■ Exercise material:
# # # # # # #

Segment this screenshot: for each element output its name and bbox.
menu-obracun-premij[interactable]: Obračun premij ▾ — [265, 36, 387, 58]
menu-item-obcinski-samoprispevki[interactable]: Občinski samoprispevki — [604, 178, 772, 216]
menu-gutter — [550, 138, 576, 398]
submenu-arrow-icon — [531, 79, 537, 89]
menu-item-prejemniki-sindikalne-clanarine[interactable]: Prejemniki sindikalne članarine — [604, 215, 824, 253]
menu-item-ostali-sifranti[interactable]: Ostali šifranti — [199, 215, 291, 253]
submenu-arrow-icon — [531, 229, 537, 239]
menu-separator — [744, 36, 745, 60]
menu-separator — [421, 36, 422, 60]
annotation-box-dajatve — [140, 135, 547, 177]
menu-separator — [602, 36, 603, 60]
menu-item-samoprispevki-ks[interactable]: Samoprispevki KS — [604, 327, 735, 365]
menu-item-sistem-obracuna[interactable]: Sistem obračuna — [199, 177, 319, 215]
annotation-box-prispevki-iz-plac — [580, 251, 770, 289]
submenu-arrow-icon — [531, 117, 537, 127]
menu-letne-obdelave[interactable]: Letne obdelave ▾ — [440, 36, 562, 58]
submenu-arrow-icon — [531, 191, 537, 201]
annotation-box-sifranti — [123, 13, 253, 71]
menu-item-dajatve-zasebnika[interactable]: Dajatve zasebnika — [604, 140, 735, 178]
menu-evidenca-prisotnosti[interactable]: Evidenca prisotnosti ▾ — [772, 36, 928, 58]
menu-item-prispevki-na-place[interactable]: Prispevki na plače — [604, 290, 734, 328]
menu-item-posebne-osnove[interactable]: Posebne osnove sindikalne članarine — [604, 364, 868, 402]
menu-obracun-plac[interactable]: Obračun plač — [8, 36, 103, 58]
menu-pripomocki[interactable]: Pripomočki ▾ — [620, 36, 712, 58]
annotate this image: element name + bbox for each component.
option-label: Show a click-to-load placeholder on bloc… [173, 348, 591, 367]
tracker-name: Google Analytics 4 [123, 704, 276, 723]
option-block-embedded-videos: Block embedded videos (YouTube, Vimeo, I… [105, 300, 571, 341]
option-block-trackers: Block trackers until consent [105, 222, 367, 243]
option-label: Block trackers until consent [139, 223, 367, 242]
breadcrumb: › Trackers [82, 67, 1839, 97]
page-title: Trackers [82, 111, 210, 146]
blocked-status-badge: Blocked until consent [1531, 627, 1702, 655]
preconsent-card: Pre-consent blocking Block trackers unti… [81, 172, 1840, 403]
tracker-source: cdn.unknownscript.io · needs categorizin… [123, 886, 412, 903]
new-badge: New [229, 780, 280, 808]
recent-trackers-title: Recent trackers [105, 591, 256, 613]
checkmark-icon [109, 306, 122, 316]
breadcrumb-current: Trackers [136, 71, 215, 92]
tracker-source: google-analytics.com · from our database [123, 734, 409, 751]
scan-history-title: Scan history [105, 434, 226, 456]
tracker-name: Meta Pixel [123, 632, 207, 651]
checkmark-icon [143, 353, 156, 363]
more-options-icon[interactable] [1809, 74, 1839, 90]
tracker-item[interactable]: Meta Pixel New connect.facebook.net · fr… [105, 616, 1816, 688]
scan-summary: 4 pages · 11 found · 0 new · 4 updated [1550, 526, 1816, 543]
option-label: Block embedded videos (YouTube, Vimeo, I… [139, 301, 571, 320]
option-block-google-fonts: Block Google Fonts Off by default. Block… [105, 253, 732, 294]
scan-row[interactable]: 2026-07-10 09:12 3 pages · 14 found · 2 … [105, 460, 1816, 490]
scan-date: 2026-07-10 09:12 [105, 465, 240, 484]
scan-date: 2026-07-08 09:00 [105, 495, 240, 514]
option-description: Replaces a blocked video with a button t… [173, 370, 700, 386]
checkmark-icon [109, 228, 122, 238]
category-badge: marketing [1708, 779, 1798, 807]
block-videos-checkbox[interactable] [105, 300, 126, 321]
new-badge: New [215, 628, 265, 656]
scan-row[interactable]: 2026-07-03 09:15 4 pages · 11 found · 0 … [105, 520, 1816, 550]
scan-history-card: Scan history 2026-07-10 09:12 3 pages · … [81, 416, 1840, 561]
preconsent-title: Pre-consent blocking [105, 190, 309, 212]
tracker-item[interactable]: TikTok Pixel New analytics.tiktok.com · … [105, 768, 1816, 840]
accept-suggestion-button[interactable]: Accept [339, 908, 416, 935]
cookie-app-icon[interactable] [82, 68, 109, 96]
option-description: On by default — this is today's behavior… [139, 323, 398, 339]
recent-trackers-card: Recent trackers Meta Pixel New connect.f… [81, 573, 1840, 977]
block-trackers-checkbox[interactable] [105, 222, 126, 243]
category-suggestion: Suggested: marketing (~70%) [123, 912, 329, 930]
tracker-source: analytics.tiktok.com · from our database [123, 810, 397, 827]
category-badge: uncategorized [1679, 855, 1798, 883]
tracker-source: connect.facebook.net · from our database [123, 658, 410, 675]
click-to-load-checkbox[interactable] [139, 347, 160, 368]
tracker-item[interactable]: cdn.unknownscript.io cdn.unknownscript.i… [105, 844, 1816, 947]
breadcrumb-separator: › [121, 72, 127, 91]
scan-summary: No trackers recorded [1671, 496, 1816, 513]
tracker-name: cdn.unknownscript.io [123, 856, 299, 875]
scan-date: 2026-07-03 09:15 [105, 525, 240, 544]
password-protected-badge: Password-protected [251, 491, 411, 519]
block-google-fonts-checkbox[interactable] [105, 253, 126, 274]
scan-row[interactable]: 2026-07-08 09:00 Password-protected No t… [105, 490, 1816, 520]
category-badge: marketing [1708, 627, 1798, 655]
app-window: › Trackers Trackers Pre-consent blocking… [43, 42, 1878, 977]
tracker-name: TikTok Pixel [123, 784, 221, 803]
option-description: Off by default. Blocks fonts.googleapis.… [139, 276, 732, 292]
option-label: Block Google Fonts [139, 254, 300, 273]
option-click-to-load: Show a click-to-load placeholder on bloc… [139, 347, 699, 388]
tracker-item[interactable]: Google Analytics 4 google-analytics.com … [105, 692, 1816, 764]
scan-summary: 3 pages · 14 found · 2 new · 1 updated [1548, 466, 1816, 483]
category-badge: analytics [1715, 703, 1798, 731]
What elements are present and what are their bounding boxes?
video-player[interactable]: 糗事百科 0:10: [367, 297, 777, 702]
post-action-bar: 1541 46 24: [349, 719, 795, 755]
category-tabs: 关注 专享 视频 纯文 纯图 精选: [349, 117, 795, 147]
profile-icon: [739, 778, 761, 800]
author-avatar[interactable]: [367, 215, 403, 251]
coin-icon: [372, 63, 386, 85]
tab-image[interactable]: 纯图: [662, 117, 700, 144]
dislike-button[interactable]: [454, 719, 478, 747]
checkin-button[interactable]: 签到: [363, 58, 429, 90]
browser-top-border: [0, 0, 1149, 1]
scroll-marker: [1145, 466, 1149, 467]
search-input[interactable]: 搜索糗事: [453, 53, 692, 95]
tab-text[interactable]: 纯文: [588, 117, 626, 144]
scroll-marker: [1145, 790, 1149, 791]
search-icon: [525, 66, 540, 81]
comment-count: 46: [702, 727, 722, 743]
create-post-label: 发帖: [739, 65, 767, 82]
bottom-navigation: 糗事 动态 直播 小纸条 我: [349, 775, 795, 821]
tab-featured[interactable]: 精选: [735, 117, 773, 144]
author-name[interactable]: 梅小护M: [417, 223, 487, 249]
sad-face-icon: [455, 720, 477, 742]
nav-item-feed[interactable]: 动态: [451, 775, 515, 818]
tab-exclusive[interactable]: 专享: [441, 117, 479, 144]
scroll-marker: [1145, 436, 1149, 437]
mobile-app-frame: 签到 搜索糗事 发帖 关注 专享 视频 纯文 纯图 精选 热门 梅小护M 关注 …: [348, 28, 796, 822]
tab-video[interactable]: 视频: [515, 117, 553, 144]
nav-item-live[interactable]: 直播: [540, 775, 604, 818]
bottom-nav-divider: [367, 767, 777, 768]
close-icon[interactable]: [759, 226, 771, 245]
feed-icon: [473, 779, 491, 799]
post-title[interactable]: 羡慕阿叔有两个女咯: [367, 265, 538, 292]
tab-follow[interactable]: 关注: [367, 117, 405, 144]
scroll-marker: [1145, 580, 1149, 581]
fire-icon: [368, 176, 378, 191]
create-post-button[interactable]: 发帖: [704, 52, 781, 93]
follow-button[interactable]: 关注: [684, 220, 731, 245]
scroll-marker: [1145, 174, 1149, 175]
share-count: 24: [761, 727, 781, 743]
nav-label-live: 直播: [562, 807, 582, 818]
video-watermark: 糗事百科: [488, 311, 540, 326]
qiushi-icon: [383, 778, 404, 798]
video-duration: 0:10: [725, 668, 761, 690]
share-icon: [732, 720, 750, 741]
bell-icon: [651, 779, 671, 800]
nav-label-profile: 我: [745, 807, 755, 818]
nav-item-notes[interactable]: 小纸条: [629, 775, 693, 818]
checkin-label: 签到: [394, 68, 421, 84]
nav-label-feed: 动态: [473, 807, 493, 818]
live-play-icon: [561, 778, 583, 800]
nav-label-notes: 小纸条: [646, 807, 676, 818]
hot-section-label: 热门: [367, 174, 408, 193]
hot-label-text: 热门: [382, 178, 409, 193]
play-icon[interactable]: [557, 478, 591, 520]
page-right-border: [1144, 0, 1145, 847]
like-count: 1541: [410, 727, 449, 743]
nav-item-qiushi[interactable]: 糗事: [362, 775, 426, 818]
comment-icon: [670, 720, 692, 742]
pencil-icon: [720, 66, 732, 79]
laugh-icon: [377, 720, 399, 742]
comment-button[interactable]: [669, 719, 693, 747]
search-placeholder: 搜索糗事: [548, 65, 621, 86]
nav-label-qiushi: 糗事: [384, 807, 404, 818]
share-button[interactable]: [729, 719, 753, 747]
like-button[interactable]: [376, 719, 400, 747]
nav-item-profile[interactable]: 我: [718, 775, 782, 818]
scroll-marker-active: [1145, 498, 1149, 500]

# # # # # # #

■ Exercise aim:
Reproduce without alteration the lines of the records from the very first line through the line containing "annotation-box-dajatve — [140, 135, 547, 177]", including that line.

■ Full answer:
Segment this screenshot: for each element output its name and bbox.
menu-obracun-premij[interactable]: Obračun premij ▾ — [265, 36, 387, 58]
menu-item-obcinski-samoprispevki[interactable]: Občinski samoprispevki — [604, 178, 772, 216]
menu-gutter — [550, 138, 576, 398]
submenu-arrow-icon — [531, 79, 537, 89]
menu-item-prejemniki-sindikalne-clanarine[interactable]: Prejemniki sindikalne članarine — [604, 215, 824, 253]
menu-item-ostali-sifranti[interactable]: Ostali šifranti — [199, 215, 291, 253]
submenu-arrow-icon — [531, 229, 537, 239]
menu-separator — [744, 36, 745, 60]
menu-separator — [421, 36, 422, 60]
annotation-box-dajatve — [140, 135, 547, 177]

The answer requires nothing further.